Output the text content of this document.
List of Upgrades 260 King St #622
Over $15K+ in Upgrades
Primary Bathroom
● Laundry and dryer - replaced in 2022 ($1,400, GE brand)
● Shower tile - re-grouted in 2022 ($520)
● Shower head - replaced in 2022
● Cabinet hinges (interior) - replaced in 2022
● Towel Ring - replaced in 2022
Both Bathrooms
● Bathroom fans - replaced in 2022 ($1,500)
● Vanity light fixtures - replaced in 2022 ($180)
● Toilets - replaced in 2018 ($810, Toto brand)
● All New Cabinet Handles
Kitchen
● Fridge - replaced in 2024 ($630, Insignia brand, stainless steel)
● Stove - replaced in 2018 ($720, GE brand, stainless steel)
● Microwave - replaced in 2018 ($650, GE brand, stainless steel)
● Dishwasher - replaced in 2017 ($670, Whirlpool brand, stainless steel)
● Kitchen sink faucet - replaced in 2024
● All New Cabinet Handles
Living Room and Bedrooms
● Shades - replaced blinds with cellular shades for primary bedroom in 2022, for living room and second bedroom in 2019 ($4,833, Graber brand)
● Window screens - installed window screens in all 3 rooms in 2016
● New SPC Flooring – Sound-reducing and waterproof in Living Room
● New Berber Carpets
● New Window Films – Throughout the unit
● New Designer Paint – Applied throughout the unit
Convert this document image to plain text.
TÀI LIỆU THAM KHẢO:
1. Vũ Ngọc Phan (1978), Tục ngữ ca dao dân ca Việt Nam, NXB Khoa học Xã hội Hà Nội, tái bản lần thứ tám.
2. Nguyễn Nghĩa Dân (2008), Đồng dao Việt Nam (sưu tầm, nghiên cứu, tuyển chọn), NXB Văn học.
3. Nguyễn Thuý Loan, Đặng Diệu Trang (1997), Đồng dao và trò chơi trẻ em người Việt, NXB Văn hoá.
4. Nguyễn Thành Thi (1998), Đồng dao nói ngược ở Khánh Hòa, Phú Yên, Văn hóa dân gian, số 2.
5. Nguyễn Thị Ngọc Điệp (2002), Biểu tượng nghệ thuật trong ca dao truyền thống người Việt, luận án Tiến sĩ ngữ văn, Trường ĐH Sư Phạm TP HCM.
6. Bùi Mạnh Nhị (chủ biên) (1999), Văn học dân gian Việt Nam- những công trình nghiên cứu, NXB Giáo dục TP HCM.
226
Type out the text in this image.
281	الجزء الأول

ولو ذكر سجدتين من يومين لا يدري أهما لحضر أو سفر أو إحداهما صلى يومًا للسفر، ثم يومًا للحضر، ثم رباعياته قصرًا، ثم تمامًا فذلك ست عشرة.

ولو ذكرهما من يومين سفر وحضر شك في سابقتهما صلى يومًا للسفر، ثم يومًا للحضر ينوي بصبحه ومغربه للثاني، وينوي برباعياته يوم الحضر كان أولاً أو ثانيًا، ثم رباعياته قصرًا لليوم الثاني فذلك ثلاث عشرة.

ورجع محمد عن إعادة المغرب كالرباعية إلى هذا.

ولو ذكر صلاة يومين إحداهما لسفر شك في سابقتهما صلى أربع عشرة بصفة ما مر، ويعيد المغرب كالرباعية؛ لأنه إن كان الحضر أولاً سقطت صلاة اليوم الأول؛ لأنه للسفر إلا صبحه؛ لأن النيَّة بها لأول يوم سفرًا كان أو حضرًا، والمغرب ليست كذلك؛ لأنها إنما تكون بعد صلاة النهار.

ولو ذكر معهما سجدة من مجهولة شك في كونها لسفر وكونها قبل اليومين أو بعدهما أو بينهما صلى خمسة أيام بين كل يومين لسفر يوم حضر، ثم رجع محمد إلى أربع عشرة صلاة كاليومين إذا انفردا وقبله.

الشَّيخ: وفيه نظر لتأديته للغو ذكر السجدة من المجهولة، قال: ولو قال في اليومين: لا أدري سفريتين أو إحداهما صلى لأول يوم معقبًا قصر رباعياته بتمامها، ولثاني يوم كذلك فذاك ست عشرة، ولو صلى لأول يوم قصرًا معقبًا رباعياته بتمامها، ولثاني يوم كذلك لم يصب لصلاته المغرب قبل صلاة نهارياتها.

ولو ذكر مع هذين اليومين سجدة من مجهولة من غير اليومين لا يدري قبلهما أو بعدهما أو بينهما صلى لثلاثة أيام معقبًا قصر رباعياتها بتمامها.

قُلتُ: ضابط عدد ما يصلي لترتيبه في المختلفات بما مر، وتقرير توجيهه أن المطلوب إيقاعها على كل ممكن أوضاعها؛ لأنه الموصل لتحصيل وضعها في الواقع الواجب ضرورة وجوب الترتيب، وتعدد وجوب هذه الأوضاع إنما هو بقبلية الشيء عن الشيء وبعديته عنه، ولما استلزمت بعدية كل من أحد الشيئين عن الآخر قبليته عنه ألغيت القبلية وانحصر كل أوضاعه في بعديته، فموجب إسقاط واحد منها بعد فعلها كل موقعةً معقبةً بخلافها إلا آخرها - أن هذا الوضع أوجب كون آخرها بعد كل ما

#### What this task involves
Read the entries and show each line that mentions "người".

#### The response
3. Nguyễn Thuý Loan, Đặng Diệu Trang (1997), Đồng dao và trò chơi trẻ em người Việt, NXB Văn hoá.
5. Nguyễn Thị Ngọc Điệp (2002), Biểu tượng nghệ thuật trong ca dao truyền thống người Việt, luận án Tiến sĩ ngữ văn, Trường ĐH Sư Phạm TP HCM.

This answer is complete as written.